--- START ---

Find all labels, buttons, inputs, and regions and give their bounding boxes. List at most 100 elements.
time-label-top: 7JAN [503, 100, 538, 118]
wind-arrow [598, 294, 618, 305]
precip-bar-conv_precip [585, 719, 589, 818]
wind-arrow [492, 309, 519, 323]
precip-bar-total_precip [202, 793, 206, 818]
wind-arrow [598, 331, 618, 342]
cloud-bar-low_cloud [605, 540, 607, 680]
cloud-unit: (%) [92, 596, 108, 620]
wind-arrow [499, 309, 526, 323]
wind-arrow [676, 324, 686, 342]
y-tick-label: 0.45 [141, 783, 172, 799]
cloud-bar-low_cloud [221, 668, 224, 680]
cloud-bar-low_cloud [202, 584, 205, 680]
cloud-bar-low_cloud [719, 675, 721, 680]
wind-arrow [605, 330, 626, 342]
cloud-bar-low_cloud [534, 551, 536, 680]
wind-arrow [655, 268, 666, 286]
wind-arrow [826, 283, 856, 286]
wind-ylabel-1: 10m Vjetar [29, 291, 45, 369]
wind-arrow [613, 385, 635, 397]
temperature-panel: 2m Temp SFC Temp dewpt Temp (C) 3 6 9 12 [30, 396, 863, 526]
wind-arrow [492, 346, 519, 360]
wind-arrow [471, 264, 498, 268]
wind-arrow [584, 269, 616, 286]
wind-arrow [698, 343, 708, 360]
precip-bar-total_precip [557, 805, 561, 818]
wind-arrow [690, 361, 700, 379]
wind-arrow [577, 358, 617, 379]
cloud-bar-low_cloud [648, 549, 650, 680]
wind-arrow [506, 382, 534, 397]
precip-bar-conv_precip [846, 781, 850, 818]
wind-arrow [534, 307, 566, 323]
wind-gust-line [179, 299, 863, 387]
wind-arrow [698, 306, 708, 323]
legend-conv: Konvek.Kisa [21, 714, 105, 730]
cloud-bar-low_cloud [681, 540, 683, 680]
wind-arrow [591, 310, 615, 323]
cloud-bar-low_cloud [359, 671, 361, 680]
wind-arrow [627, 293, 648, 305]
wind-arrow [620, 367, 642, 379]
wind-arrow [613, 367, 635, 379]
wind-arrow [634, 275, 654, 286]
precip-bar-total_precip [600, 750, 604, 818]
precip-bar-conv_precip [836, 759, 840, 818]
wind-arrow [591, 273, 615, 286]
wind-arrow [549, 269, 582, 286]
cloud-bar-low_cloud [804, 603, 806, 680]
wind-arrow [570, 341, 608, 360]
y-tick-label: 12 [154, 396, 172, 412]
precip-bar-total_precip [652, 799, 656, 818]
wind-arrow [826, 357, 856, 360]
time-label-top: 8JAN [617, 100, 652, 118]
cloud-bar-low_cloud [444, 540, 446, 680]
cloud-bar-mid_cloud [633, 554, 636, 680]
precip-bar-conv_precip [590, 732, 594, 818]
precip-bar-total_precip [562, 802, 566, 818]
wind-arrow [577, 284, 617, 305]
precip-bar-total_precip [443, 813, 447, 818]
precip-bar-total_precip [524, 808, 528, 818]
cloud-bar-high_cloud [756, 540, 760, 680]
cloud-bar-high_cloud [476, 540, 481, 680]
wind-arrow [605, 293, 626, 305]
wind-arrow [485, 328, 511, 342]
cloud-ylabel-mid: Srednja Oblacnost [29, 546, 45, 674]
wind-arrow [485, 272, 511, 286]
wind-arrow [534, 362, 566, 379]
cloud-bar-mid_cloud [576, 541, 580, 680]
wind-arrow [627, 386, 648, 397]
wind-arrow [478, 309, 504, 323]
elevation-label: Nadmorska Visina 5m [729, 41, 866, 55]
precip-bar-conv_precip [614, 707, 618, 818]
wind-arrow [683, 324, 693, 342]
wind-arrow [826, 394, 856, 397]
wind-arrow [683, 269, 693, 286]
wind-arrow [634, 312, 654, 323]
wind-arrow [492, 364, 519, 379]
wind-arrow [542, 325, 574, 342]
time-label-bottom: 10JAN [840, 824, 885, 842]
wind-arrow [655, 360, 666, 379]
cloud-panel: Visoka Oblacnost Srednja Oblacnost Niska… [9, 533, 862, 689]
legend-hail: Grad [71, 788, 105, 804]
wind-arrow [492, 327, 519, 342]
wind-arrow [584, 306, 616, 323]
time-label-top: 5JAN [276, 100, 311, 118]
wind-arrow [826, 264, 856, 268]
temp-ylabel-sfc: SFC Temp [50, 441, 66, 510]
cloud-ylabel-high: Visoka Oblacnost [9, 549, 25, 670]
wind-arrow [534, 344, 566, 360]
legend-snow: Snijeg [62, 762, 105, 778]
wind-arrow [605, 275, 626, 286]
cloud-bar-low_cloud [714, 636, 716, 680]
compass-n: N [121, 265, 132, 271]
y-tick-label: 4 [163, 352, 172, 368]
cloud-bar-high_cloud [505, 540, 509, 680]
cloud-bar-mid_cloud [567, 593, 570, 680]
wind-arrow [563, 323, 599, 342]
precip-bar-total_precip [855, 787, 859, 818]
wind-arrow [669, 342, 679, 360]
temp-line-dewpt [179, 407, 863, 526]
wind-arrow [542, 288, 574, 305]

--- END ---

* Written exercise:
Quote the records above line for line, keeping every character unchanged.

* Response to this task:
Find all labels, buttons, inputs, and regions and give their bounding boxes. List at most 100 elements.
time-label-top: 7JAN [503, 100, 538, 118]
wind-arrow [598, 294, 618, 305]
precip-bar-conv_precip [585, 719, 589, 818]
wind-arrow [492, 309, 519, 323]
precip-bar-total_precip [202, 793, 206, 818]
wind-arrow [598, 331, 618, 342]
cloud-bar-low_cloud [605, 540, 607, 680]
cloud-unit: (%) [92, 596, 108, 620]
wind-arrow [499, 309, 526, 323]
wind-arrow [676, 324, 686, 342]
y-tick-label: 0.45 [141, 783, 172, 799]
cloud-bar-low_cloud [221, 668, 224, 680]
cloud-bar-low_cloud [202, 584, 205, 680]
cloud-bar-low_cloud [719, 675, 721, 680]
wind-arrow [605, 330, 626, 342]
cloud-bar-low_cloud [534, 551, 536, 680]
wind-arrow [655, 268, 666, 286]
wind-arrow [826, 283, 856, 286]
wind-ylabel-1: 10m Vjetar [29, 291, 45, 369]
wind-arrow [613, 385, 635, 397]
temperature-panel: 2m Temp SFC Temp dewpt Temp (C) 3 6 9 12 [30, 396, 863, 526]
wind-arrow [492, 346, 519, 360]
wind-arrow [471, 264, 498, 268]
wind-arrow [584, 269, 616, 286]
wind-arrow [698, 343, 708, 360]
precip-bar-total_precip [557, 805, 561, 818]
wind-arrow [690, 361, 700, 379]
wind-arrow [577, 358, 617, 379]
cloud-bar-low_cloud [648, 549, 650, 680]
wind-arrow [506, 382, 534, 397]
precip-bar-conv_precip [846, 781, 850, 818]
wind-arrow [534, 307, 566, 323]
wind-gust-line [179, 299, 863, 387]
wind-arrow [698, 306, 708, 323]
legend-conv: Konvek.Kisa [21, 714, 105, 730]
cloud-bar-low_cloud [681, 540, 683, 680]
wind-arrow [591, 310, 615, 323]
cloud-bar-low_cloud [359, 671, 361, 680]
wind-arrow [627, 293, 648, 305]
wind-arrow [620, 367, 642, 379]
wind-arrow [613, 367, 635, 379]
wind-arrow [634, 275, 654, 286]
precip-bar-total_precip [600, 750, 604, 818]
precip-bar-conv_precip [836, 759, 840, 818]
wind-arrow [591, 273, 615, 286]
wind-arrow [549, 269, 582, 286]
cloud-bar-low_cloud [804, 603, 806, 680]
wind-arrow [570, 341, 608, 360]
y-tick-label: 12 [154, 396, 172, 412]
precip-bar-total_precip [652, 799, 656, 818]
wind-arrow [826, 357, 856, 360]
time-label-top: 8JAN [617, 100, 652, 118]
cloud-bar-low_cloud [444, 540, 446, 680]
cloud-bar-mid_cloud [633, 554, 636, 680]
precip-bar-conv_precip [590, 732, 594, 818]
precip-bar-total_precip [562, 802, 566, 818]
wind-arrow [577, 284, 617, 305]
precip-bar-total_precip [443, 813, 447, 818]
precip-bar-total_precip [524, 808, 528, 818]
cloud-bar-high_cloud [756, 540, 760, 680]
cloud-bar-high_cloud [476, 540, 481, 680]
wind-arrow [605, 293, 626, 305]
wind-arrow [485, 328, 511, 342]
cloud-ylabel-mid: Srednja Oblacnost [29, 546, 45, 674]
wind-arrow [485, 272, 511, 286]
wind-arrow [534, 362, 566, 379]
cloud-bar-mid_cloud [576, 541, 580, 680]
wind-arrow [627, 386, 648, 397]
wind-arrow [478, 309, 504, 323]
elevation-label: Nadmorska Visina 5m [729, 41, 866, 55]
precip-bar-conv_precip [614, 707, 618, 818]
wind-arrow [683, 324, 693, 342]
wind-arrow [826, 394, 856, 397]
wind-arrow [683, 269, 693, 286]
wind-arrow [634, 312, 654, 323]
wind-arrow [492, 364, 519, 379]
wind-arrow [542, 325, 574, 342]
time-label-bottom: 10JAN [840, 824, 885, 842]
wind-arrow [655, 360, 666, 379]
cloud-panel: Visoka Oblacnost Srednja Oblacnost Niska… [9, 533, 862, 689]
legend-hail: Grad [71, 788, 105, 804]
wind-arrow [492, 327, 519, 342]
wind-arrow [584, 306, 616, 323]
time-label-top: 5JAN [276, 100, 311, 118]
wind-arrow [826, 264, 856, 268]
temp-ylabel-sfc: SFC Temp [50, 441, 66, 510]
cloud-ylabel-high: Visoka Oblacnost [9, 549, 25, 670]
wind-arrow [534, 344, 566, 360]
legend-snow: Snijeg [62, 762, 105, 778]
wind-arrow [605, 275, 626, 286]
cloud-bar-low_cloud [714, 636, 716, 680]
compass-n: N [121, 265, 132, 271]
y-tick-label: 4 [163, 352, 172, 368]
cloud-bar-high_cloud [505, 540, 509, 680]
cloud-bar-mid_cloud [567, 593, 570, 680]
wind-arrow [563, 323, 599, 342]
precip-bar-total_precip [855, 787, 859, 818]
wind-arrow [669, 342, 679, 360]
temp-line-dewpt [179, 407, 863, 526]
wind-arrow [542, 288, 574, 305]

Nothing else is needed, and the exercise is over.